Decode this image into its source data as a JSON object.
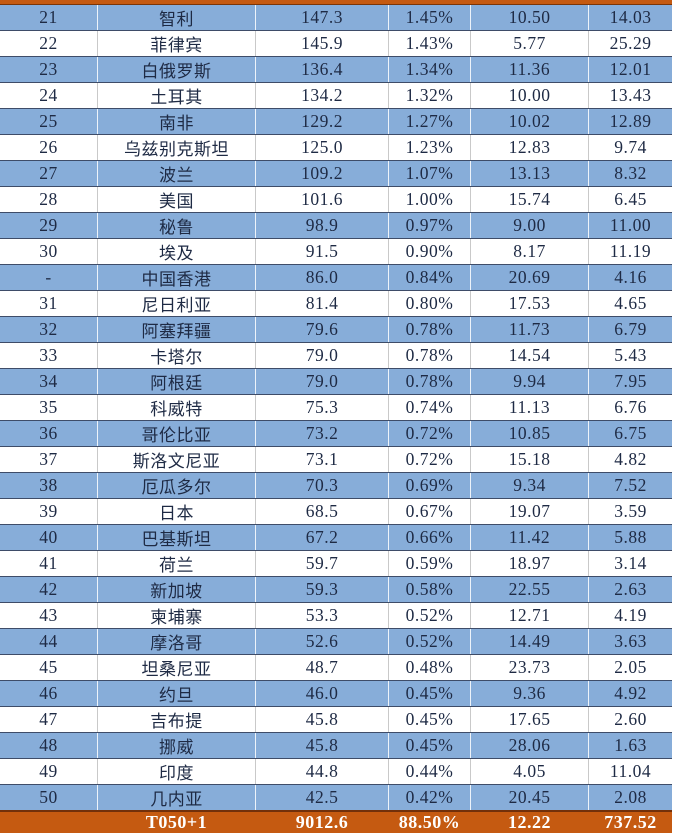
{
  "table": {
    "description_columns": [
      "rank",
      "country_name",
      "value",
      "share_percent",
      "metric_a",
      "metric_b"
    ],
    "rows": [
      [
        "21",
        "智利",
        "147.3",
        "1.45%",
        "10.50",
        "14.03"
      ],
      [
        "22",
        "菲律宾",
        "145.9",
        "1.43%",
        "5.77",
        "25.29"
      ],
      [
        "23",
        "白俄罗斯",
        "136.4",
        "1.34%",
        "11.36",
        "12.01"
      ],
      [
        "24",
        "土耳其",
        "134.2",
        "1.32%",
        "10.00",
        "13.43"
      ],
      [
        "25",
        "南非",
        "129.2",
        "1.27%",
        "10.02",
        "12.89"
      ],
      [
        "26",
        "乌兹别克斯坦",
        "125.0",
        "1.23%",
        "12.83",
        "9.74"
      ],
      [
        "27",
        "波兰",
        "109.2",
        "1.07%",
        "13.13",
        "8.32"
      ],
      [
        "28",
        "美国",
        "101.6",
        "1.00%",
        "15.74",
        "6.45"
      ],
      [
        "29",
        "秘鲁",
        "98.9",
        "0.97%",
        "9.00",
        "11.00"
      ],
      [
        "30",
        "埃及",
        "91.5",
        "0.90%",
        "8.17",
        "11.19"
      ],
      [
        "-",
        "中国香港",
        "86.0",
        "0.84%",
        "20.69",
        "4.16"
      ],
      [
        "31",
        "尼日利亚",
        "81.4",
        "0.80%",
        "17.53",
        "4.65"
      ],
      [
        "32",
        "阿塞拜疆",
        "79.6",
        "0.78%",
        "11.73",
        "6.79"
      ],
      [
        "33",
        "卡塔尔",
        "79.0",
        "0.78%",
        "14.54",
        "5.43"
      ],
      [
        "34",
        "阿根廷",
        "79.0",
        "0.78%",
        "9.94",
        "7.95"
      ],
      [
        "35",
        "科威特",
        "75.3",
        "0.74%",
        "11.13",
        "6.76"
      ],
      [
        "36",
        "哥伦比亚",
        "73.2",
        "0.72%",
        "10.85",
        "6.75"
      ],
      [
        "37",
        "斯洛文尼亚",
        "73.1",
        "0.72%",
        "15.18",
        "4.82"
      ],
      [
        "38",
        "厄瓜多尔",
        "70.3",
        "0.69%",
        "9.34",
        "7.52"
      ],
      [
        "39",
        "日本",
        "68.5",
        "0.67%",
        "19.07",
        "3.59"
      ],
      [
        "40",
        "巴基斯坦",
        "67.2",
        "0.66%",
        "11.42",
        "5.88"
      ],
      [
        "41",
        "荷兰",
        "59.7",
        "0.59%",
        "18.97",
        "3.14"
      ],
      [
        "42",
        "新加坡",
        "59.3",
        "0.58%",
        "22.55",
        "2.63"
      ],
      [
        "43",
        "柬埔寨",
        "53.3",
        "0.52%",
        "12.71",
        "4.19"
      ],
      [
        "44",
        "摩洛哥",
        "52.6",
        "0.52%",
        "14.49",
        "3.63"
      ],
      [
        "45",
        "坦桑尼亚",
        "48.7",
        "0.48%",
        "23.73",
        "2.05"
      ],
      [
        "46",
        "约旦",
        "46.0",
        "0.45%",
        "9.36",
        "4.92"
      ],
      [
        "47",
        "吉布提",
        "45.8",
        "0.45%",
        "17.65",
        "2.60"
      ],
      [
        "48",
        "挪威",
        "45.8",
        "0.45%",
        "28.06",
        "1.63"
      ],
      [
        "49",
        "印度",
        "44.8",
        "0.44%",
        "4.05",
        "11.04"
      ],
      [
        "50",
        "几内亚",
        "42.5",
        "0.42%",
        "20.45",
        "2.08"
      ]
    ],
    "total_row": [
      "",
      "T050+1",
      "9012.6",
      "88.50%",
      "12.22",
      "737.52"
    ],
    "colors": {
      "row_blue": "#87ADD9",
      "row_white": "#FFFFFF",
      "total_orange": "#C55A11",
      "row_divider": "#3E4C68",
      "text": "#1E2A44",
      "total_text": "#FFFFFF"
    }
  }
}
____
Directions for this task: Copy every line above word for word and exclude the pictures.

Full output:
Decode this image into its source data as a JSON object.
{
  "table": {
    "description_columns": [
      "rank",
      "country_name",
      "value",
      "share_percent",
      "metric_a",
      "metric_b"
    ],
    "rows": [
      [
        "21",
        "智利",
        "147.3",
        "1.45%",
        "10.50",
        "14.03"
      ],
      [
        "22",
        "菲律宾",
        "145.9",
        "1.43%",
        "5.77",
        "25.29"
      ],
      [
        "23",
        "白俄罗斯",
        "136.4",
        "1.34%",
        "11.36",
        "12.01"
      ],
      [
        "24",
        "土耳其",
        "134.2",
        "1.32%",
        "10.00",
        "13.43"
      ],
      [
        "25",
        "南非",
        "129.2",
        "1.27%",
        "10.02",
        "12.89"
      ],
      [
        "26",
        "乌兹别克斯坦",
        "125.0",
        "1.23%",
        "12.83",
        "9.74"
      ],
      [
        "27",
        "波兰",
        "109.2",
        "1.07%",
        "13.13",
        "8.32"
      ],
      [
        "28",
        "美国",
        "101.6",
        "1.00%",
        "15.74",
        "6.45"
      ],
      [
        "29",
        "秘鲁",
        "98.9",
        "0.97%",
        "9.00",
        "11.00"
      ],
      [
        "30",
        "埃及",
        "91.5",
        "0.90%",
        "8.17",
        "11.19"
      ],
      [
        "-",
        "中国香港",
        "86.0",
        "0.84%",
        "20.69",
        "4.16"
      ],
      [
        "31",
        "尼日利亚",
        "81.4",
        "0.80%",
        "17.53",
        "4.65"
      ],
      [
        "32",
        "阿塞拜疆",
        "79.6",
        "0.78%",
        "11.73",
        "6.79"
      ],
      [
        "33",
        "卡塔尔",
        "79.0",
        "0.78%",
        "14.54",
        "5.43"
      ],
      [
        "34",
        "阿根廷",
        "79.0",
        "0.78%",
        "9.94",
        "7.95"
      ],
      [
        "35",
        "科威特",
        "75.3",
        "0.74%",
        "11.13",
        "6.76"
      ],
      [
        "36",
        "哥伦比亚",
        "73.2",
        "0.72%",
        "10.85",
        "6.75"
      ],
      [
        "37",
        "斯洛文尼亚",
        "73.1",
        "0.72%",
        "15.18",
        "4.82"
      ],
      [
        "38",
        "厄瓜多尔",
        "70.3",
        "0.69%",
        "9.34",
        "7.52"
      ],
      [
        "39",
        "日本",
        "68.5",
        "0.67%",
        "19.07",
        "3.59"
      ],
      [
        "40",
        "巴基斯坦",
        "67.2",
        "0.66%",
        "11.42",
        "5.88"
      ],
      [
        "41",
        "荷兰",
        "59.7",
        "0.59%",
        "18.97",
        "3.14"
      ],
      [
        "42",
        "新加坡",
        "59.3",
        "0.58%",
        "22.55",
        "2.63"
      ],
      [
        "43",
        "柬埔寨",
        "53.3",
        "0.52%",
        "12.71",
        "4.19"
      ],
      [
        "44",
        "摩洛哥",
        "52.6",
        "0.52%",
        "14.49",
        "3.63"
      ],
      [
        "45",
        "坦桑尼亚",
        "48.7",
        "0.48%",
        "23.73",
        "2.05"
      ],
      [
        "46",
        "约旦",
        "46.0",
        "0.45%",
        "9.36",
        "4.92"
      ],
      [
        "47",
        "吉布提",
        "45.8",
        "0.45%",
        "17.65",
        "2.60"
      ],
      [
        "48",
        "挪威",
        "45.8",
        "0.45%",
        "28.06",
        "1.63"
      ],
      [
        "49",
        "印度",
        "44.8",
        "0.44%",
        "4.05",
        "11.04"
      ],
      [
        "50",
        "几内亚",
        "42.5",
        "0.42%",
        "20.45",
        "2.08"
      ]
    ],
    "total_row": [
      "",
      "T050+1",
      "9012.6",
      "88.50%",
      "12.22",
      "737.52"
    ],
    "colors": {
      "row_blue": "#87ADD9",
      "row_white": "#FFFFFF",
      "total_orange": "#C55A11",
      "row_divider": "#3E4C68",
      "text": "#1E2A44",
      "total_text": "#FFFFFF"
    }
  }
}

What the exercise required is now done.